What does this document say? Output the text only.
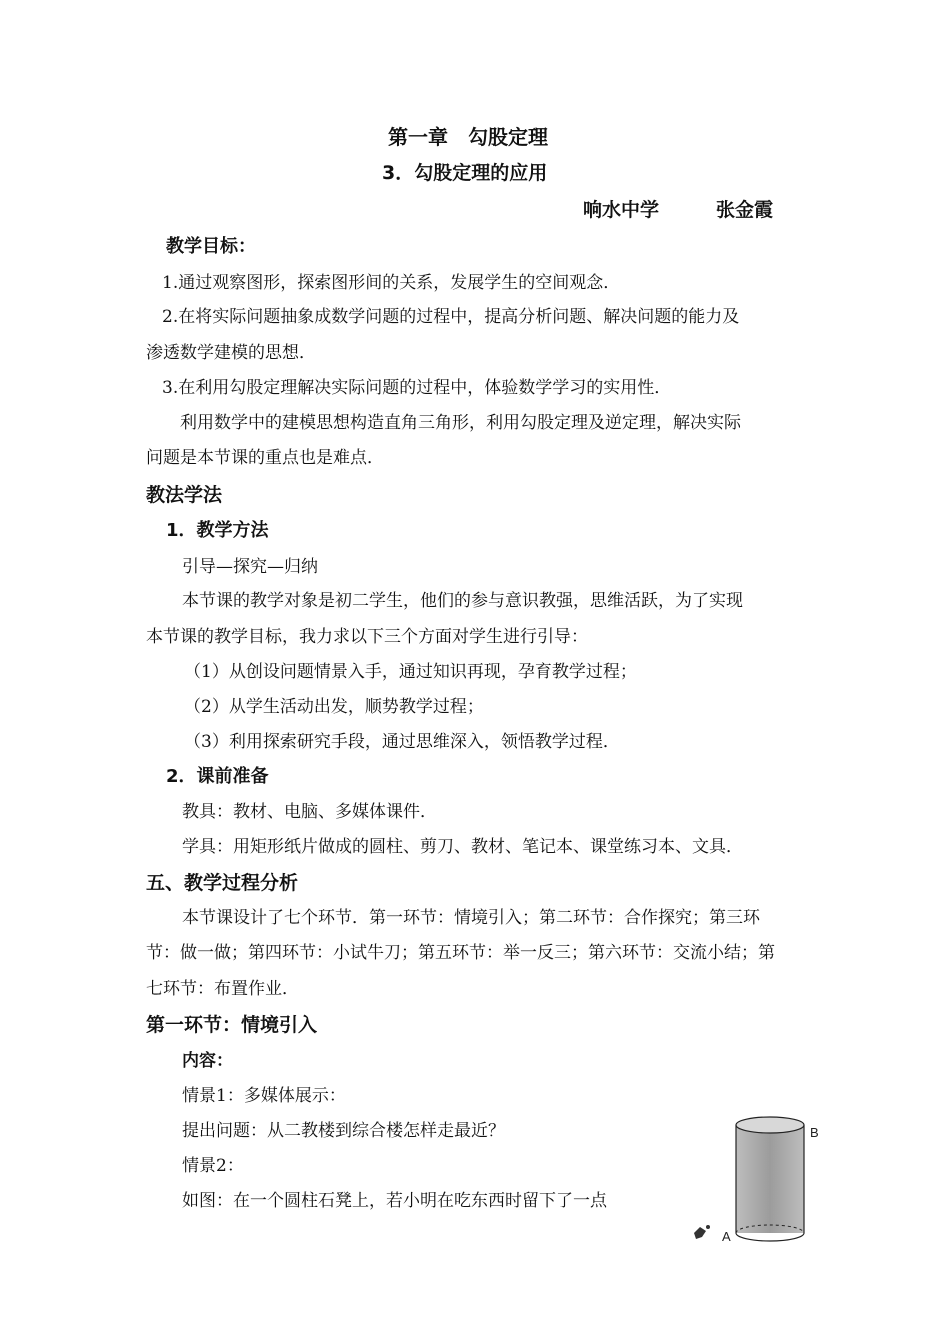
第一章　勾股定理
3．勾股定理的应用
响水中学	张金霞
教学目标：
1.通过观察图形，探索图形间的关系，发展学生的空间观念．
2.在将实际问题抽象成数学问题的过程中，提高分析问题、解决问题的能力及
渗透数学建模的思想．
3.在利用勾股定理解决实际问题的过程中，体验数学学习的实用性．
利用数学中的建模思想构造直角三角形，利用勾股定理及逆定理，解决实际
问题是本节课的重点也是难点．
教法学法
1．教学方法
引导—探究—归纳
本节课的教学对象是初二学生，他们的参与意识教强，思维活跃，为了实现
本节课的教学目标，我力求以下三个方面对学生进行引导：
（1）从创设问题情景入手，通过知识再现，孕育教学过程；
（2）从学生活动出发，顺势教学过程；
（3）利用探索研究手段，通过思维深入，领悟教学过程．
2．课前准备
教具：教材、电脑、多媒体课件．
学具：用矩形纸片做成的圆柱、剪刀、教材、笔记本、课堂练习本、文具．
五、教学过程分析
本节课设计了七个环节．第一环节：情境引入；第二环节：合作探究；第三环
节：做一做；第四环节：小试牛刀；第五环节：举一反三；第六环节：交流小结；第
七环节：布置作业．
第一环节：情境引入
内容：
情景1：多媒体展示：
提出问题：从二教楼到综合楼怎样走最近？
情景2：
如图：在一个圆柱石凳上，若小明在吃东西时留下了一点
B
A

Request
Extract the text of all the records above verbatim, excluding pictures.

Correct response
What does this document say? Output the text only.
第一章　勾股定理
3．勾股定理的应用
响水中学	张金霞
教学目标：
1.通过观察图形，探索图形间的关系，发展学生的空间观念．
2.在将实际问题抽象成数学问题的过程中，提高分析问题、解决问题的能力及
渗透数学建模的思想．
3.在利用勾股定理解决实际问题的过程中，体验数学学习的实用性．
利用数学中的建模思想构造直角三角形，利用勾股定理及逆定理，解决实际
问题是本节课的重点也是难点．
教法学法
1．教学方法
引导—探究—归纳
本节课的教学对象是初二学生，他们的参与意识教强，思维活跃，为了实现
本节课的教学目标，我力求以下三个方面对学生进行引导：
（1）从创设问题情景入手，通过知识再现，孕育教学过程；
（2）从学生活动出发，顺势教学过程；
（3）利用探索研究手段，通过思维深入，领悟教学过程．
2．课前准备
教具：教材、电脑、多媒体课件．
学具：用矩形纸片做成的圆柱、剪刀、教材、笔记本、课堂练习本、文具．
五、教学过程分析
本节课设计了七个环节．第一环节：情境引入；第二环节：合作探究；第三环
节：做一做；第四环节：小试牛刀；第五环节：举一反三；第六环节：交流小结；第
七环节：布置作业．
第一环节：情境引入
内容：
情景1：多媒体展示：
提出问题：从二教楼到综合楼怎样走最近？
情景2：
如图：在一个圆柱石凳上，若小明在吃东西时留下了一点
B
A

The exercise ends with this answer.